WHAT YOU WILL DO: Restate the whole listing exactly.

-- begin --

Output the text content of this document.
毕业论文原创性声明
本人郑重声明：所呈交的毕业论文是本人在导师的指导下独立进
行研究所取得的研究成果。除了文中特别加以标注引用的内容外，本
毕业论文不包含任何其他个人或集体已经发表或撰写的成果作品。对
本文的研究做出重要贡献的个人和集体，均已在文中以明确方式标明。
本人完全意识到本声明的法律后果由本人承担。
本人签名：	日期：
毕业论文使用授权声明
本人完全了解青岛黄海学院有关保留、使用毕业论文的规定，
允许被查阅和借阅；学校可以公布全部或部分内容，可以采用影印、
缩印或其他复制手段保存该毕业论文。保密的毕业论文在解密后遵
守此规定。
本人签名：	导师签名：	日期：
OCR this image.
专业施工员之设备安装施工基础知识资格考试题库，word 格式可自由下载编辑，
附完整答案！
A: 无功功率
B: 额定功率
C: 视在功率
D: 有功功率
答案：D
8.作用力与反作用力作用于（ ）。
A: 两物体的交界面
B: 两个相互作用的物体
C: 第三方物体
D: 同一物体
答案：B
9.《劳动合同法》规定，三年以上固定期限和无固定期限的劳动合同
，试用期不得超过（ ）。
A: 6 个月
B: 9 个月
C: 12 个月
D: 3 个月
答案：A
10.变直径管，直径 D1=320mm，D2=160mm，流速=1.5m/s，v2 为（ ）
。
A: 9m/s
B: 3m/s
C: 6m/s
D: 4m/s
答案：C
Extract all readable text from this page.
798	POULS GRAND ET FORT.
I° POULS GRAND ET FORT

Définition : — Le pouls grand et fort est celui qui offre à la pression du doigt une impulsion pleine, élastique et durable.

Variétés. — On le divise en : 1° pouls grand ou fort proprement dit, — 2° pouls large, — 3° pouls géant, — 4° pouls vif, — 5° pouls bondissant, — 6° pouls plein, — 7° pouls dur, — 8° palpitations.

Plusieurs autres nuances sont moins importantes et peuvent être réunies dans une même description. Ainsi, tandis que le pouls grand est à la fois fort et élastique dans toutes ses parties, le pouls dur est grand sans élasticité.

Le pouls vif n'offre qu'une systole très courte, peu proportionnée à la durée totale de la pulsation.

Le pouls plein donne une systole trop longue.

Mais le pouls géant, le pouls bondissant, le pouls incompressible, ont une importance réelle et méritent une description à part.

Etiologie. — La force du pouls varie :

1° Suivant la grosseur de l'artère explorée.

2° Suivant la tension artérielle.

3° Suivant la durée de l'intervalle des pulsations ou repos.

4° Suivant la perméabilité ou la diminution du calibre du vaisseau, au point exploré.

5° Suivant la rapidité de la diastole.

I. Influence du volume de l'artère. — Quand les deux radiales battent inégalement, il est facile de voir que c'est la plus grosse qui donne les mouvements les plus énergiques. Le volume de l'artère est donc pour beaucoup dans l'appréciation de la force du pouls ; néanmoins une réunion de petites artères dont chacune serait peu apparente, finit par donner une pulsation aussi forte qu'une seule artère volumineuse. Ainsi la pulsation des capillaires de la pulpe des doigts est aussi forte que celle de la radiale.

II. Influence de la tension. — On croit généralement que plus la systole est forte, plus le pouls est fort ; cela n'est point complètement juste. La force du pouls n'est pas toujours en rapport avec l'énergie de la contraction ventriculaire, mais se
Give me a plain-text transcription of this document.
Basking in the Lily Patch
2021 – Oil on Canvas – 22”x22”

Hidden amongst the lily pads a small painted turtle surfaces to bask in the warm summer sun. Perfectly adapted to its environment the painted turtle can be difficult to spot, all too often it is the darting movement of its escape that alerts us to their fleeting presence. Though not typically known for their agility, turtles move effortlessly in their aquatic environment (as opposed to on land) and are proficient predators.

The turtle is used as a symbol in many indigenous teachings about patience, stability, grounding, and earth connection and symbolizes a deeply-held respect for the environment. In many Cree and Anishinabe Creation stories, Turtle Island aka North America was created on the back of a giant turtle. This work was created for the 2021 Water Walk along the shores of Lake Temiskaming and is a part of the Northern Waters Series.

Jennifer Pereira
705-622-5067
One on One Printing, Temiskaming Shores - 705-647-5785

-- end --

FULL ANSWER:
Output the text content of this document.
毕业论文原创性声明
本人郑重声明：所呈交的毕业论文是本人在导师的指导下独立进
行研究所取得的研究成果。除了文中特别加以标注引用的内容外，本
毕业论文不包含任何其他个人或集体已经发表或撰写的成果作品。对
本文的研究做出重要贡献的个人和集体，均已在文中以明确方式标明。
本人完全意识到本声明的法律后果由本人承担。
本人签名：	日期：
毕业论文使用授权声明
本人完全了解青岛黄海学院有关保留、使用毕业论文的规定，
允许被查阅和借阅；学校可以公布全部或部分内容，可以采用影印、
缩印或其他复制手段保存该毕业论文。保密的毕业论文在解密后遵
守此规定。
本人签名：	导师签名：	日期：
OCR this image.
专业施工员之设备安装施工基础知识资格考试题库，word 格式可自由下载编辑，
附完整答案！
A: 无功功率
B: 额定功率
C: 视在功率
D: 有功功率
答案：D
8.作用力与反作用力作用于（ ）。
A: 两物体的交界面
B: 两个相互作用的物体
C: 第三方物体
D: 同一物体
答案：B
9.《劳动合同法》规定，三年以上固定期限和无固定期限的劳动合同
，试用期不得超过（ ）。
A: 6 个月
B: 9 个月
C: 12 个月
D: 3 个月
答案：A
10.变直径管，直径 D1=320mm，D2=160mm，流速=1.5m/s，v2 为（ ）
。
A: 9m/s
B: 3m/s
C: 6m/s
D: 4m/s
答案：C
Extract all readable text from this page.
798	POULS GRAND ET FORT.
I° POULS GRAND ET FORT

Définition : — Le pouls grand et fort est celui qui offre à la pression du doigt une impulsion pleine, élastique et durable.

Variétés. — On le divise en : 1° pouls grand ou fort proprement dit, — 2° pouls large, — 3° pouls géant, — 4° pouls vif, — 5° pouls bondissant, — 6° pouls plein, — 7° pouls dur, — 8° palpitations.

Plusieurs autres nuances sont moins importantes et peuvent être réunies dans une même description. Ainsi, tandis que le pouls grand est à la fois fort et élastique dans toutes ses parties, le pouls dur est grand sans élasticité.

Le pouls vif n'offre qu'une systole très courte, peu proportionnée à la durée totale de la pulsation.

Le pouls plein donne une systole trop longue.

Mais le pouls géant, le pouls bondissant, le pouls incompressible, ont une importance réelle et méritent une description à part.

Etiologie. — La force du pouls varie :

1° Suivant la grosseur de l'artère explorée.

2° Suivant la tension artérielle.

3° Suivant la durée de l'intervalle des pulsations ou repos.

4° Suivant la perméabilité ou la diminution du calibre du vaisseau, au point exploré.

5° Suivant la rapidité de la diastole.

I. Influence du volume de l'artère. — Quand les deux radiales battent inégalement, il est facile de voir que c'est la plus grosse qui donne les mouvements les plus énergiques. Le volume de l'artère est donc pour beaucoup dans l'appréciation de la force du pouls ; néanmoins une réunion de petites artères dont chacune serait peu apparente, finit par donner une pulsation aussi forte qu'une seule artère volumineuse. Ainsi la pulsation des capillaires de la pulpe des doigts est aussi forte que celle de la radiale.

II. Influence de la tension. — On croit généralement que plus la systole est forte, plus le pouls est fort ; cela n'est point complètement juste. La force du pouls n'est pas toujours en rapport avec l'énergie de la contraction ventriculaire, mais se
Give me a plain-text transcription of this document.
Basking in the Lily Patch
2021 – Oil on Canvas – 22”x22”

Hidden amongst the lily pads a small painted turtle surfaces to bask in the warm summer sun. Perfectly adapted to its environment the painted turtle can be difficult to spot, all too often it is the darting movement of its escape that alerts us to their fleeting presence. Though not typically known for their agility, turtles move effortlessly in their aquatic environment (as opposed to on land) and are proficient predators.

The turtle is used as a symbol in many indigenous teachings about patience, stability, grounding, and earth connection and symbolizes a deeply-held respect for the environment. In many Cree and Anishinabe Creation stories, Turtle Island aka North America was created on the back of a giant turtle. This work was created for the 2021 Water Walk along the shores of Lake Temiskaming and is a part of the Northern Waters Series.

Jennifer Pereira
705-622-5067
One on One Printing, Temiskaming Shores - 705-647-5785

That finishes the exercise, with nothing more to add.